▶ [TASK ITEM A]
In the Flatpak discussion thread below, what is the reason given for why moving to a newer version of Ubuntu would not help?
▶ [TASK ITEM B]
Retype the passage of the Flatpak discussion thread below between "Flatpak and snap are" and "system in use.", inclusive.

▶ [EXCERPT PROVIDED]
════════════════

Gah, how I hate Flatpak.
It insists on downloading all the packages I already have installed on my base system anyway, plus insists on installing stuff into the root partition instead into my home diretory.
All sorts of utterly annoying and otherwise avoidable frustrations ensue.
Flatpak and Snap should both just DIAF.
@rysiek There's a flavour of argument over packaging systems and formats which runs:
X package format is difficult for software developers to use.
Y package format is easy for software developers to use.
Therefore Y package format is better than X.
What's not realised is that the fundamental value and benefit to package management is to systems administrators / owners / users, and integrated distributions of packages. And that the major costs of operation and maintenance are not installation, but *operations and maintenance.
"Easy for sofware developers" typically translates to "encourages sloppy and difficult-to-maintain processes and practices". Not only this, but by lowering up-front costs at the expense of long-term costs, the practice further encourages poor practices (from an O&M perspective), and puts well-behaved software at a disadvantage.
See the Debian Project's explicit focus on user benefit, a long-term value benefit.
This is a Jevons Paradox / Gresham's Law crowding out of well-behaved software and a race-to-the-bottom of poor long-term O&M behaviour.
#Linux #PackageManagement #OperationsAndMaintenance #JevonsParadox #GreshamsLaw #Flatpak #snap
@dredmorbius @rysiek Well behaved software is not at a disadvantage with Flatpak. If software is easy to package in conventional distro package managers, it is easy to package in Flatpak.
@be @dredmorbius If software is easy to package in conventional distro package managers, Flatpak is unnecessary.
@rysiek @dredmorbius It's still helpful for people who choose to run out of date operating systems for whatever reason.
@cnx @rysiek @dredmorbius Oh hey, here's a Ubuntu LTS user asking how to install experimental, undocumented new software: https://mixxx.discourse.group/t/stems-function-in-mixxx/23393/8
@be @cnx @dredmorbius yes, getting packaging right is hard. Yes, the problem of balancing stability vs. freshness is hard.
But that user chose LTS for a reason. If that reason doesn't hold anymore, one can always move to a fresher version of Ubuntu, for example.
Flatpak and snap are not solutions here, they are hacky work-arounds. In the long run they will, IMVHO, cause more problems than they solve. For one, because they break basic assumptions about how software is installed and run on a given system.
@rysiek @cnx @dredmorbius Unfortunately moving to a newer version of Ubuntu wouldn't help in this case because the maintainers of the Debian package don't respond to notifications of new releases.
@be @cnx @dredmorbius well that's going to be the same with the maintainer of a flatpak/snap packages, so that's going to be a problem regardless of a packaging system in use.
@rysiek @cnx @dredmorbius Not really; it's significantly easier to write and maintain a Flatpak manifest than all the stuff Debian requires for packaging, then repeat that for a bunch of dependencies.
@rysiek @cnx @dredmorbius No, I forked those dependencies so packaging them for macOS & Windows wasn't a giant pain in the ass... which also makes them trivially easy to use in Flatpaks.

════════════════

▶ [ENTRIES SHOWN]
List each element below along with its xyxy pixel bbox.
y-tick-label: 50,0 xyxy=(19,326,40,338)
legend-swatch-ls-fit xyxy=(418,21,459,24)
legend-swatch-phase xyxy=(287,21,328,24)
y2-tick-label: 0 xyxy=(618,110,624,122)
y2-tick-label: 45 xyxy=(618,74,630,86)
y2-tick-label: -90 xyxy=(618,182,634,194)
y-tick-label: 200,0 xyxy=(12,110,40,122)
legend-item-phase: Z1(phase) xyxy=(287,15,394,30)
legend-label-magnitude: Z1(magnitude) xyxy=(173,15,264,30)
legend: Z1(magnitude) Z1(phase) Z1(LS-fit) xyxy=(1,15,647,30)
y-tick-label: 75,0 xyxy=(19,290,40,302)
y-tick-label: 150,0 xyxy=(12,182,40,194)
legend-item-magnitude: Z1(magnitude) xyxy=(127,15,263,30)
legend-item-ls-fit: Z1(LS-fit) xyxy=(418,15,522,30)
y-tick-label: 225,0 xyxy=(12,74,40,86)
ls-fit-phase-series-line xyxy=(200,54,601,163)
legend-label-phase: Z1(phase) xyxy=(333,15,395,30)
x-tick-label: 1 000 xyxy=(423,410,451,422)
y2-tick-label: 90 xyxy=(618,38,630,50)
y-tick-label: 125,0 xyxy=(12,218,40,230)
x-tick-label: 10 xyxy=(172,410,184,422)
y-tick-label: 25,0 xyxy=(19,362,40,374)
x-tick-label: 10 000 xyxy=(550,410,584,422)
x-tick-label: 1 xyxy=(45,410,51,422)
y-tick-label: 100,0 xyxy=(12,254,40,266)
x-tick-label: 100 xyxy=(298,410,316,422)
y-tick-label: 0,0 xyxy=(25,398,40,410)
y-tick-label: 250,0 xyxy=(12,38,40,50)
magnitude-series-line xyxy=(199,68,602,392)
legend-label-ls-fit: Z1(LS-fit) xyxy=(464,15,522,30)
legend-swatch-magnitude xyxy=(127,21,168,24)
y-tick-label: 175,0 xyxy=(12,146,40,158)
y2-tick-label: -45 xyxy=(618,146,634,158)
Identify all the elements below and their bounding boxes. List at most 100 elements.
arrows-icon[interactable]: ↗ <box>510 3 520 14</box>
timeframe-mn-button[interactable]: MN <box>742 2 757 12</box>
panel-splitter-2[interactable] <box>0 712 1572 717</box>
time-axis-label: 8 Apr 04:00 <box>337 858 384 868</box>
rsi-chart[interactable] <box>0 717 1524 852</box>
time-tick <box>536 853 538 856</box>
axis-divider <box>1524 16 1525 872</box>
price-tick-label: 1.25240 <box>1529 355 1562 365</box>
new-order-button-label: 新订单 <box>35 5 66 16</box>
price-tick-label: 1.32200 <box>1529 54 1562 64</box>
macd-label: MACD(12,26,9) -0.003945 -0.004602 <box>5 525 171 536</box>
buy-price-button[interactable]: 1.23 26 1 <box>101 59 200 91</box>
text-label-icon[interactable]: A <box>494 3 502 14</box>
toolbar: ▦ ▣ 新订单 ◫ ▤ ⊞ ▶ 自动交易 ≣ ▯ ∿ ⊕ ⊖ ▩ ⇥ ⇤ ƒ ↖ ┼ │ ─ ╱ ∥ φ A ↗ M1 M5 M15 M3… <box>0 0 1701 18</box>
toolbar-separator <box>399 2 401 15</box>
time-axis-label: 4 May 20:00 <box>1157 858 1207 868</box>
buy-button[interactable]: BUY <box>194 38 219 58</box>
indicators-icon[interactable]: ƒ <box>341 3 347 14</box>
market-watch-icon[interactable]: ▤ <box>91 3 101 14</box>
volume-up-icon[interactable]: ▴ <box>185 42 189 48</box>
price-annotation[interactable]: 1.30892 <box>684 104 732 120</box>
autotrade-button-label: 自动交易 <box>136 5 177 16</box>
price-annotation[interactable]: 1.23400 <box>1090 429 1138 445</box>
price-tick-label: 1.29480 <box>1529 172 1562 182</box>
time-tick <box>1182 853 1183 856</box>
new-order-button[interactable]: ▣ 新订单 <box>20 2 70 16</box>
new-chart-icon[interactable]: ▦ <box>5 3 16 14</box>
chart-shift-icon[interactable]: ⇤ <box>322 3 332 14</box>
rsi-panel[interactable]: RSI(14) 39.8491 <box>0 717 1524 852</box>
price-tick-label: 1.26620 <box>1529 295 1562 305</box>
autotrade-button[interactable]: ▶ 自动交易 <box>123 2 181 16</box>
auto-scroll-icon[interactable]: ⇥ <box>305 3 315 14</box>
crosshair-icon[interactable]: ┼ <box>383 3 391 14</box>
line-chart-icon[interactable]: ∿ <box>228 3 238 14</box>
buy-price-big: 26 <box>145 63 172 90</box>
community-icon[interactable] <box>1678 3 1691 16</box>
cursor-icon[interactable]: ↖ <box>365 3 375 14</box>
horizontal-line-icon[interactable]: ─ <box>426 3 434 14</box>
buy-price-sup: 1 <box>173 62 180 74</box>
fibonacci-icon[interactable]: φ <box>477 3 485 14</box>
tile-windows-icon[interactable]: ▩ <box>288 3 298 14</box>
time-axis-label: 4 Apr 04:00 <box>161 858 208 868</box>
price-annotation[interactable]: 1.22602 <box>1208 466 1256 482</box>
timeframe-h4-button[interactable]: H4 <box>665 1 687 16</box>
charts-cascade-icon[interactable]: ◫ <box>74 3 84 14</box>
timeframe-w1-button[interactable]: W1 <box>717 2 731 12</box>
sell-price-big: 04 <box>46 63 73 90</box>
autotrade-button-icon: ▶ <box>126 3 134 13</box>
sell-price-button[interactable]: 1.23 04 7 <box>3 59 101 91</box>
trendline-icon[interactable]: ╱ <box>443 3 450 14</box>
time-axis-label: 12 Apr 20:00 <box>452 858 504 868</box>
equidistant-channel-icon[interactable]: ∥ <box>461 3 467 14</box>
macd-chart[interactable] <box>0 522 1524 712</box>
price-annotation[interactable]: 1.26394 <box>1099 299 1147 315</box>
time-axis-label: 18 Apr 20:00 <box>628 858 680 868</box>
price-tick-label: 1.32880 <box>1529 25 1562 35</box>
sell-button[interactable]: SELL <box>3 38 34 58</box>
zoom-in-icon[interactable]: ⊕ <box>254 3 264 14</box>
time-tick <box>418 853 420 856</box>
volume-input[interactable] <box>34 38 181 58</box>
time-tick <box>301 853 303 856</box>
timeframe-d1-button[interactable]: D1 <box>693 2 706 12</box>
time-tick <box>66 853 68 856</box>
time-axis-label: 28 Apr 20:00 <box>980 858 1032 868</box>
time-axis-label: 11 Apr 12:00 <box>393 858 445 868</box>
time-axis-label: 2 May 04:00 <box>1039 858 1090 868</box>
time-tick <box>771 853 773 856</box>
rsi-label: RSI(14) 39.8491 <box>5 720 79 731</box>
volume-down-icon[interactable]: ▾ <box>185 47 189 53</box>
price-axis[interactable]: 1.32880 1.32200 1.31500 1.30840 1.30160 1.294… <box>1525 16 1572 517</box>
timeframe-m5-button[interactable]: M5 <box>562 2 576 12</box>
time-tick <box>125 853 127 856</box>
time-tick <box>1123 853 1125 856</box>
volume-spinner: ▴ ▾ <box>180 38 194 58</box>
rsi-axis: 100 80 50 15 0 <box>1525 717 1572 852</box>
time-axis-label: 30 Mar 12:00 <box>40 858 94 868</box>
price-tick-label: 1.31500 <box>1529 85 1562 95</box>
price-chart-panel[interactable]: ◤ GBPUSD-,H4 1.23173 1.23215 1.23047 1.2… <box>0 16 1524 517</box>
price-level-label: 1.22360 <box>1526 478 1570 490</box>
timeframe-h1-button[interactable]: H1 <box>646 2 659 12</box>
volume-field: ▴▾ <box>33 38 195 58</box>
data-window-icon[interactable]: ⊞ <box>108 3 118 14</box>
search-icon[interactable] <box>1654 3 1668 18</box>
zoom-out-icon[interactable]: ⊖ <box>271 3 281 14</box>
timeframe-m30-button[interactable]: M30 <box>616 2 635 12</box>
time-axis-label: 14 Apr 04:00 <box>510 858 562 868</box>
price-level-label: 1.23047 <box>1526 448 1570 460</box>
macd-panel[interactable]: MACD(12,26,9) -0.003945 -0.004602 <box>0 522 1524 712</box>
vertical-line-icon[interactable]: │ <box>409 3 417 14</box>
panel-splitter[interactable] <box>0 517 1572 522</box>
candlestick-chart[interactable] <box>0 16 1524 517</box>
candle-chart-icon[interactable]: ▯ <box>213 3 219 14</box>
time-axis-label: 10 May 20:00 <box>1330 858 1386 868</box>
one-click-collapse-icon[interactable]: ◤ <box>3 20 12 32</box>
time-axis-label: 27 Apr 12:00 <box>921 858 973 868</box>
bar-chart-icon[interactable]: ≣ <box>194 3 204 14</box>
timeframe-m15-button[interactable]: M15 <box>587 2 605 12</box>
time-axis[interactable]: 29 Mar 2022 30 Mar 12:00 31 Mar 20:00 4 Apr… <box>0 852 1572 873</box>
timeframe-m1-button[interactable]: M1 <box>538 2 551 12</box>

════════════════

▶ [ANSWER SECTION A]
The maintainers of the Debian package don't respond to notifications of new releases.

▶ [ANSWER SECTION B]
Flatpak and snap are not solutions here, they are hacky work-arounds. In the long run they will, IMVHO, cause more problems than they solve. For one, because they break basic assumptions about how software is installed and run on a given system.
@rysiek @cnx @dredmorbius Unfortunately moving to a newer version of Ubuntu wouldn't help in this case because the maintainers of the Debian package don't respond to notifications of new releases.
@be @cnx @dredmorbius well that's going to be the same with the maintainer of a flatpak/snap packages, so that's going to be a problem regardless of a packaging system in use.